### WORK TO BE COMPLETED
Return every line below in which "lugar" appears.

### DATA LISTING
** START **

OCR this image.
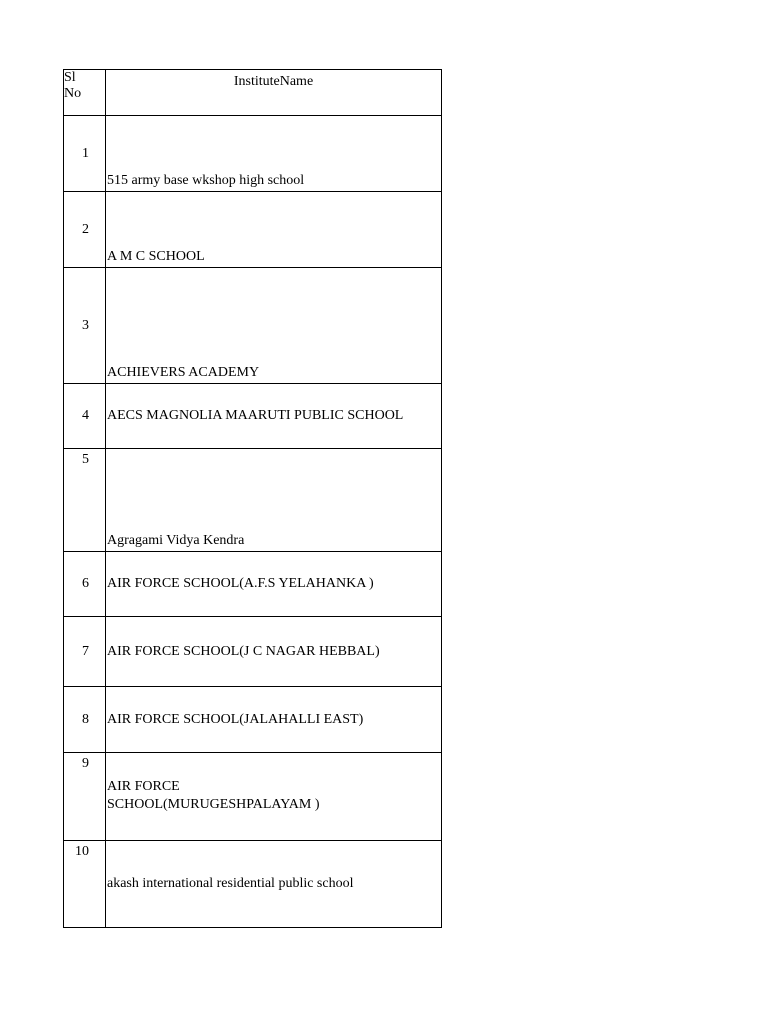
Sl
No	InstituteName

1	515 army base wkshop high school

2	A M C SCHOOL

3	ACHIEVERS ACADEMY

4	AECS MAGNOLIA MAARUTI PUBLIC SCHOOL

5	Agragami Vidya Kendra

6	AIR FORCE SCHOOL(A.F.S YELAHANKA )
7	AIR FORCE SCHOOL(J C NAGAR HEBBAL)
8	AIR FORCE SCHOOL(JALAHALLI EAST)

9	AIR FORCE SCHOOL(MURUGESHPALAYAM )

10	akash international residential public school
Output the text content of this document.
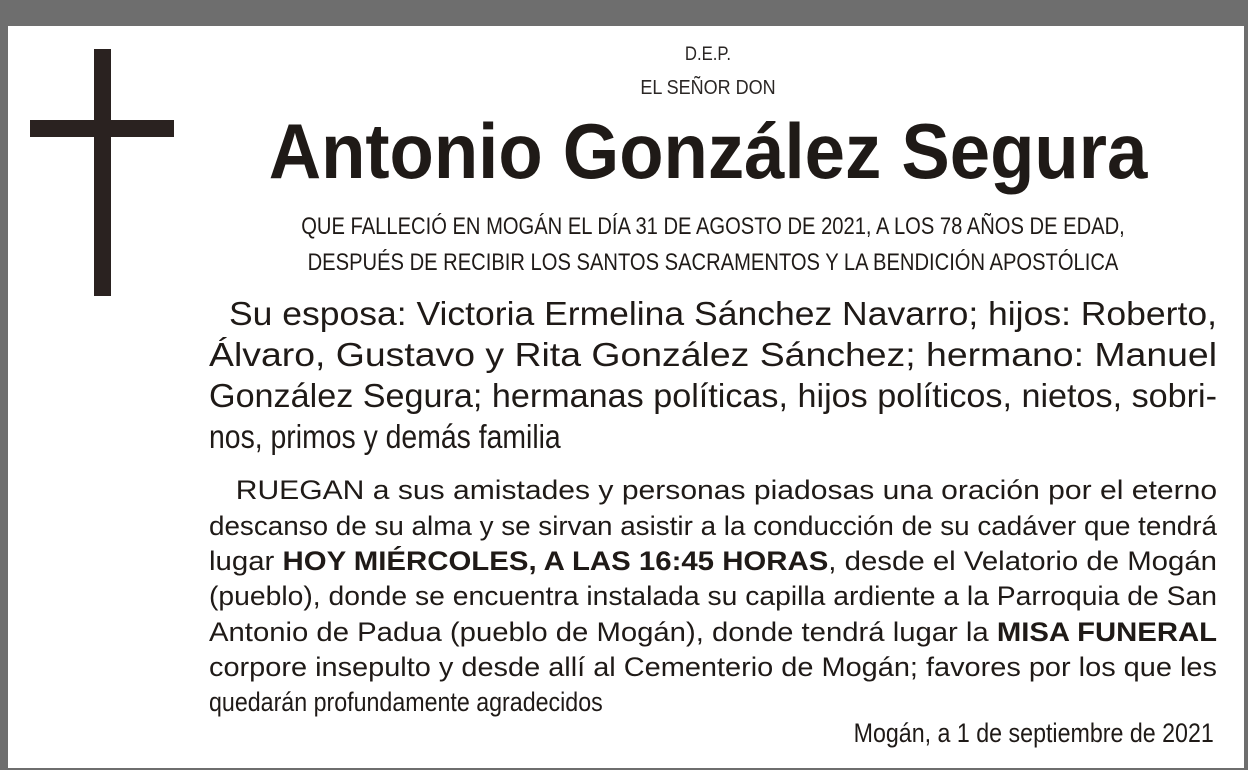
D.E.P.
EL SEÑOR DON
Antonio González Segura
QUE FALLECIÓ EN MOGÁN EL DÍA 31 DE AGOSTO DE 2021, A LOS 78 AÑOS DE EDAD,
DESPUÉS DE RECIBIR LOS SANTOS SACRAMENTOS Y LA BENDICIÓN APOSTÓLICA
Su esposa: Victoria Ermelina Sánchez Navarro; hijos: Roberto,
Álvaro, Gustavo y Rita González Sánchez; hermano: Manuel
González Segura; hermanas políticas, hijos políticos, nietos, sobri-
nos, primos y demás familia
RUEGAN a sus amistades y personas piadosas una oración por el eterno
descanso de su alma y se sirvan asistir a la conducción de su cadáver que tendrá
lugar HOY MIÉRCOLES, A LAS 16:45 HORAS, desde el Velatorio de Mogán
(pueblo), donde se encuentra instalada su capilla ardiente a la Parroquia de San
Antonio de Padua (pueblo de Mogán), donde tendrá lugar la MISA FUNERAL
corpore insepulto y desde allí al Cementerio de Mogán; favores por los que les
quedarán profundamente agradecidos
Mogán, a 1 de septiembre de 2021
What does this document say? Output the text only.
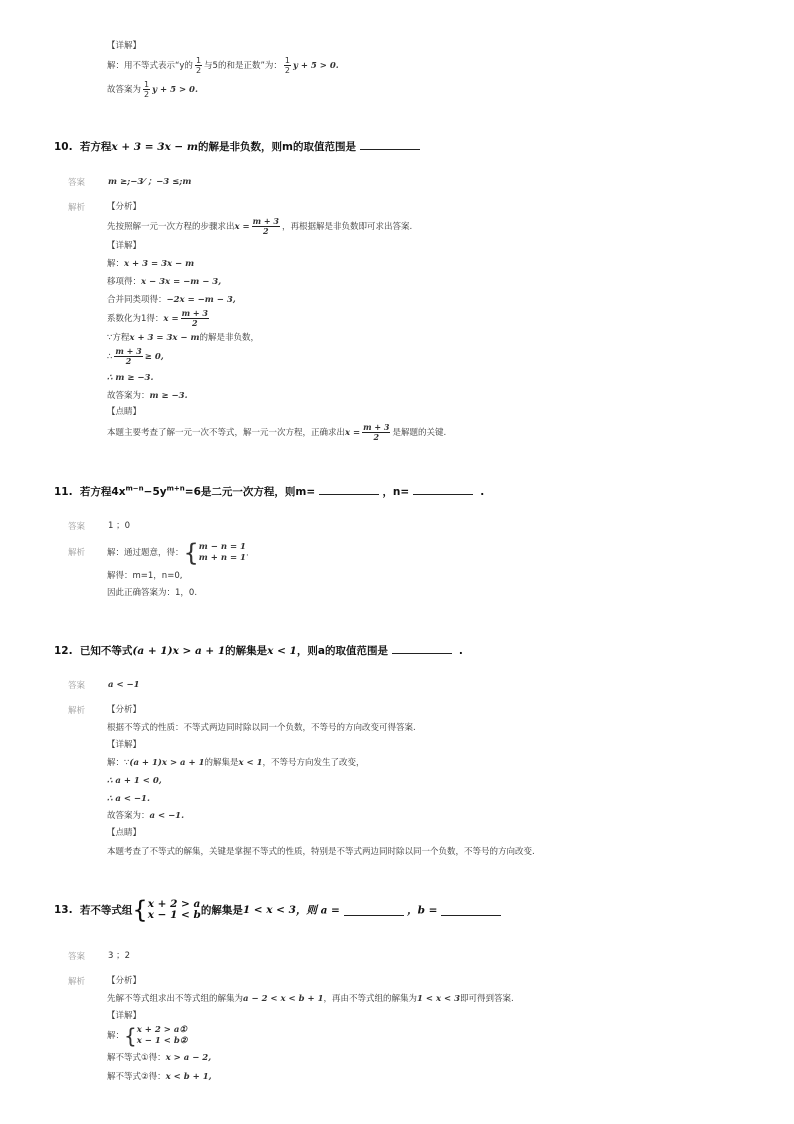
【详解】
解：用不等式表示“y的 $\frac{1}{2}$ 与5的和是正数”为： $\frac{1}{2}$ y + 5 > 0.
故答案为 $\frac{1}{2}$ y + 5 > 0.
10. 若方程x + 3 = 3x − m的解是非负数，则m的取值范围是
答案	m ≥;−3⁄ ；−3 ≤;m
解析	【分析】
先按照解一元一次方程的步骤求出$x = \frac{m + 3}{2}$ ，再根据解是非负数即可求出答案.
【详解】
解：x + 3 = 3x − m
移项得：x − 3x = −m − 3,
合并同类项得：−2x = −m − 3,
系数化为1得：$x = \frac{m + 3}{2}$
∵方程x + 3 = 3x − m的解是非负数，
∴ $\frac{m + 3}{2} \ge 0$,
∴ m ≥ −3.
故答案为：m ≥ −3.
【点睛】
本题主要考查了解一元一次不等式，解一元一次方程，正确求出$x = \frac{m + 3}{2}$ 是解题的关键.
11. 若方程$4x^{m-n}-5y^{m+n}=6$是二元一次方程，则m=	，n=	.
答案	1 ；0
解析	解：通过题意，得：{ m − n = 1
m + n = 1 .
解得：m=1，n=0,
因此正确答案为：1，0.
12. 已知不等式(a + 1)x > a + 1的解集是x < 1，则a的取值范围是	.
答案	a < −1
解析	【分析】
根据不等式的性质：不等式两边同时除以同一个负数，不等号的方向改变可得答案.
【详解】
解：∵(a + 1)x > a + 1的解集是x < 1，不等号方向发生了改变，
∴ a + 1 < 0,
∴ a < −1.
故答案为：a < −1.
【点睛】
本题考查了不等式的解集，关键是掌握不等式的性质，特别是不等式两边同时除以同一个负数，不等号的方向改变.
13. 若不等式组{ x + 2 > a
x − 1 < b 的解集是1 < x < 3，则 a =	，b =
答案	3 ；2
解析	【分析】
先解不等式组求出不等式组的解集为a − 2 < x < b + 1，再由不等式组的解集为1 < x < 3即可得到答案.
【详解】
解：{ x + 2 > a①
x − 1 < b②
解不等式①得：x > a − 2,
解不等式②得：x < b + 1,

** END **

### WRITTEN SOLUTION
lugar HOY MIÉRCOLES, A LAS 16:45 HORAS, desde el Velatorio de Mogán
Antonio de Padua (pueblo de Mogán), donde tendrá lugar la MISA FUNERAL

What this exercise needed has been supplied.